* **WHAT THE EXERCISE ASKS**
Collect the lines of the entries where "esta" shows up.

── RECORDS SUPPLIED

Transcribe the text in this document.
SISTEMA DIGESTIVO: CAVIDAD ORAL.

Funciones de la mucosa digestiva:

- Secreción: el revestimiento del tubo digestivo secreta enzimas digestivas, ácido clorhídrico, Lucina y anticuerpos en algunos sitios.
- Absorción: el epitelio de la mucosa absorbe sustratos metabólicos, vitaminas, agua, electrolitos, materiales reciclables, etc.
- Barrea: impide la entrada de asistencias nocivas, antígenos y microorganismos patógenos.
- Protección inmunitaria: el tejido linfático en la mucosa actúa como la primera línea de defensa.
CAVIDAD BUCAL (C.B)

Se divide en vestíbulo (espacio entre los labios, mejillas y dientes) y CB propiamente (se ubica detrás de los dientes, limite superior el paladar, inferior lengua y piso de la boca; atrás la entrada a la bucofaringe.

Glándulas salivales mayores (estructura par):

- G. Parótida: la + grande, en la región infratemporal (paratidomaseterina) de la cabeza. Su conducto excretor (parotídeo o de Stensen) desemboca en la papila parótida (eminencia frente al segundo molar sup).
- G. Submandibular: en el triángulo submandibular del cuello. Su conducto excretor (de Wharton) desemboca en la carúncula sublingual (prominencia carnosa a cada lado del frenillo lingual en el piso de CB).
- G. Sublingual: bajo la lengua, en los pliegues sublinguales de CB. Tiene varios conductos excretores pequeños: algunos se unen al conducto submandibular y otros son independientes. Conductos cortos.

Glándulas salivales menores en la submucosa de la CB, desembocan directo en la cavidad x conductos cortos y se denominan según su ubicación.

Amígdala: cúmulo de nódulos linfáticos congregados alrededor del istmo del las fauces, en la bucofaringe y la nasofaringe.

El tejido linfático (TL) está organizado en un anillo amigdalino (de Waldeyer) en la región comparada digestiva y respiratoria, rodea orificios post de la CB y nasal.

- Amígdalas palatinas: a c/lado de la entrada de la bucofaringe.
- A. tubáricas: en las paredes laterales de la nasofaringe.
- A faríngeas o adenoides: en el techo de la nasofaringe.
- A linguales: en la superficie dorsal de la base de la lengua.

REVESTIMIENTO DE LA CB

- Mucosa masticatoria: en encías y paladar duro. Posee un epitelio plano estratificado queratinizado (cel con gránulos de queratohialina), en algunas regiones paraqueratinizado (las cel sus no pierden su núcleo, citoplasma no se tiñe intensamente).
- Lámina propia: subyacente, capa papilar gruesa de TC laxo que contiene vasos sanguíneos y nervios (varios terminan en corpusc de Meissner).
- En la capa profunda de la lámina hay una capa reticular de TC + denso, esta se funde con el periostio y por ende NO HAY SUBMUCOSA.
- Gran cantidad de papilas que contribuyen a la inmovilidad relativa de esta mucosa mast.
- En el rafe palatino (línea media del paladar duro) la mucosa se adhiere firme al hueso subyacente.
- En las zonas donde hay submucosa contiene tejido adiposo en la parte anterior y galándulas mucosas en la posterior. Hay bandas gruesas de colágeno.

────

* **COMPLETE ANSWER**
- En la capa profunda de la lámina hay una capa reticular de TC + denso, esta se funde con el periostio y por ende NO HAY SUBMUCOSA.
- Gran cantidad de papilas que contribuyen a la inmovilidad relativa de esta mucosa mast.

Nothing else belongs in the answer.